## Problem requirements
Reproduce all of the data exactly.

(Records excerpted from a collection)
• • •
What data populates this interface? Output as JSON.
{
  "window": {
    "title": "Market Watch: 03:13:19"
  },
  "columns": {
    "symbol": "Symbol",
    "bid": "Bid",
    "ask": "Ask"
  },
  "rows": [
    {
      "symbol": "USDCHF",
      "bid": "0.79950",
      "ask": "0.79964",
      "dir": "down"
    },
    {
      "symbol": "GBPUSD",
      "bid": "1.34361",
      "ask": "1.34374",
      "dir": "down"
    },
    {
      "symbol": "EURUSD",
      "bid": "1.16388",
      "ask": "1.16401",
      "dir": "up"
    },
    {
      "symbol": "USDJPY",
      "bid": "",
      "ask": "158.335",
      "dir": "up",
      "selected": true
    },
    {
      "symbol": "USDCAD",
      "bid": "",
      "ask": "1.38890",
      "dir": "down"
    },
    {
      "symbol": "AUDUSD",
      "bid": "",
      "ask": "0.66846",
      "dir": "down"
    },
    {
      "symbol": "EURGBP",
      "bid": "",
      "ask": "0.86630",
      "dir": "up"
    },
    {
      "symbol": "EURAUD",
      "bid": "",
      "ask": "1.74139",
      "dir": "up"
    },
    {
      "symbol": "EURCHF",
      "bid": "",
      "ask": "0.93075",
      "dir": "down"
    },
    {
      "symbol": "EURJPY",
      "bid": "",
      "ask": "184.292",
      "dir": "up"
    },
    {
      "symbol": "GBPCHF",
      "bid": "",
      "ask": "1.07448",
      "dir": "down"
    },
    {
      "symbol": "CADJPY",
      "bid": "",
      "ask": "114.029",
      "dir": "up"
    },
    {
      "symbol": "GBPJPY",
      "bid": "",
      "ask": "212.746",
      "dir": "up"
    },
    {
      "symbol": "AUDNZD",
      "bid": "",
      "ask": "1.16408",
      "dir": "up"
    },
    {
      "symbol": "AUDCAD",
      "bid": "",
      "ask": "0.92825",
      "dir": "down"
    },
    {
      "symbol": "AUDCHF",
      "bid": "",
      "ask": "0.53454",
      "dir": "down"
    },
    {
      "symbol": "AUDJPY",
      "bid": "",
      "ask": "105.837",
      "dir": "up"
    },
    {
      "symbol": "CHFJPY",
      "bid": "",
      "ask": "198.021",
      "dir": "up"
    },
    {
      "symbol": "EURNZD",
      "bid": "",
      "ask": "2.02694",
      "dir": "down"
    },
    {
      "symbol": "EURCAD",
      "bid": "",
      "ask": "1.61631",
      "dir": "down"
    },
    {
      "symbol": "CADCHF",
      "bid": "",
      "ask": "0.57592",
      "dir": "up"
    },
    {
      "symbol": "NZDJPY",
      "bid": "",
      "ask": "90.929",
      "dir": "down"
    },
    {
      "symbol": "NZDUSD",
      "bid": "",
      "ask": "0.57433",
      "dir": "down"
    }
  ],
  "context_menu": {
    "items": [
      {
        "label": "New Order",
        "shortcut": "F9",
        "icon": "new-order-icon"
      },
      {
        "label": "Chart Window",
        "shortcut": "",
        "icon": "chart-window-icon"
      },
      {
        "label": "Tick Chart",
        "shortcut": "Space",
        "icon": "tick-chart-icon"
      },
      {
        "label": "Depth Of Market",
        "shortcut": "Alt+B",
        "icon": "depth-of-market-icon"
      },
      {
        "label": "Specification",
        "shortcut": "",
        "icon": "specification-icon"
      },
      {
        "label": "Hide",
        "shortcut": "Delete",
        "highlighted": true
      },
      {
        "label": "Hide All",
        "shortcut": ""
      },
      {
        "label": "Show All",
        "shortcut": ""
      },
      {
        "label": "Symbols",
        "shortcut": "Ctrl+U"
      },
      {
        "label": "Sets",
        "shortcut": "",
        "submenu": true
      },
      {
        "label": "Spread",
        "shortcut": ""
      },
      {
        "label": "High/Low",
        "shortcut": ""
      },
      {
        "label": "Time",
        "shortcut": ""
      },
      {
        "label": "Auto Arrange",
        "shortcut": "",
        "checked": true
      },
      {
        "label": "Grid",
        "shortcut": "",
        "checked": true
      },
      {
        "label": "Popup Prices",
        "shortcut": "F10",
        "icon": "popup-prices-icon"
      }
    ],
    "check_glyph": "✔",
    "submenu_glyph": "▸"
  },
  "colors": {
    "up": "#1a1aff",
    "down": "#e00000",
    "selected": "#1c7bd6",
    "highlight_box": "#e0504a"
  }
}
• • •
## Answer for this exercise
What data populates this interface? Output as JSON.
{
  "window": {
    "title": "Market Watch: 03:13:19"
  },
  "columns": {
    "symbol": "Symbol",
    "bid": "Bid",
    "ask": "Ask"
  },
  "rows": [
    {
      "symbol": "USDCHF",
      "bid": "0.79950",
      "ask": "0.79964",
      "dir": "down"
    },
    {
      "symbol": "GBPUSD",
      "bid": "1.34361",
      "ask": "1.34374",
      "dir": "down"
    },
    {
      "symbol": "EURUSD",
      "bid": "1.16388",
      "ask": "1.16401",
      "dir": "up"
    },
    {
      "symbol": "USDJPY",
      "bid": "",
      "ask": "158.335",
      "dir": "up",
      "selected": true
    },
    {
      "symbol": "USDCAD",
      "bid": "",
      "ask": "1.38890",
      "dir": "down"
    },
    {
      "symbol": "AUDUSD",
      "bid": "",
      "ask": "0.66846",
      "dir": "down"
    },
    {
      "symbol": "EURGBP",
      "bid": "",
      "ask": "0.86630",
      "dir": "up"
    },
    {
      "symbol": "EURAUD",
      "bid": "",
      "ask": "1.74139",
      "dir": "up"
    },
    {
      "symbol": "EURCHF",
      "bid": "",
      "ask": "0.93075",
      "dir": "down"
    },
    {
      "symbol": "EURJPY",
      "bid": "",
      "ask": "184.292",
      "dir": "up"
    },
    {
      "symbol": "GBPCHF",
      "bid": "",
      "ask": "1.07448",
      "dir": "down"
    },
    {
      "symbol": "CADJPY",
      "bid": "",
      "ask": "114.029",
      "dir": "up"
    },
    {
      "symbol": "GBPJPY",
      "bid": "",
      "ask": "212.746",
      "dir": "up"
    },
    {
      "symbol": "AUDNZD",
      "bid": "",
      "ask": "1.16408",
      "dir": "up"
    },
    {
      "symbol": "AUDCAD",
      "bid": "",
      "ask": "0.92825",
      "dir": "down"
    },
    {
      "symbol": "AUDCHF",
      "bid": "",
      "ask": "0.53454",
      "dir": "down"
    },
    {
      "symbol": "AUDJPY",
      "bid": "",
      "ask": "105.837",
      "dir": "up"
    },
    {
      "symbol": "CHFJPY",
      "bid": "",
      "ask": "198.021",
      "dir": "up"
    },
    {
      "symbol": "EURNZD",
      "bid": "",
      "ask": "2.02694",
      "dir": "down"
    },
    {
      "symbol": "EURCAD",
      "bid": "",
      "ask": "1.61631",
      "dir": "down"
    },
    {
      "symbol": "CADCHF",
      "bid": "",
      "ask": "0.57592",
      "dir": "up"
    },
    {
      "symbol": "NZDJPY",
      "bid": "",
      "ask": "90.929",
      "dir": "down"
    },
    {
      "symbol": "NZDUSD",
      "bid": "",
      "ask": "0.57433",
      "dir": "down"
    }
  ],
  "context_menu": {
    "items": [
      {
        "label": "New Order",
        "shortcut": "F9",
        "icon": "new-order-icon"
      },
      {
        "label": "Chart Window",
        "shortcut": "",
        "icon": "chart-window-icon"
      },
      {
        "label": "Tick Chart",
        "shortcut": "Space",
        "icon": "tick-chart-icon"
      },
      {
        "label": "Depth Of Market",
        "shortcut": "Alt+B",
        "icon": "depth-of-market-icon"
      },
      {
        "label": "Specification",
        "shortcut": "",
        "icon": "specification-icon"
      },
      {
        "label": "Hide",
        "shortcut": "Delete",
        "highlighted": true
      },
      {
        "label": "Hide All",
        "shortcut": ""
      },
      {
        "label": "Show All",
        "shortcut": ""
      },
      {
        "label": "Symbols",
        "shortcut": "Ctrl+U"
      },
      {
        "label": "Sets",
        "shortcut": "",
        "submenu": true
      },
      {
        "label": "Spread",
        "shortcut": ""
      },
      {
        "label": "High/Low",
        "shortcut": ""
      },
      {
        "label": "Time",
        "shortcut": ""
      },
      {
        "label": "Auto Arrange",
        "shortcut": "",
        "checked": true
      },
      {
        "label": "Grid",
        "shortcut": "",
        "checked": true
      },
      {
        "label": "Popup Prices",
        "shortcut": "F10",
        "icon": "popup-prices-icon"
      }
    ],
    "check_glyph": "✔",
    "submenu_glyph": "▸"
  },
  "colors": {
    "up": "#1a1aff",
    "down": "#e00000",
    "selected": "#1c7bd6",
    "highlight_box": "#e0504a"
  }
}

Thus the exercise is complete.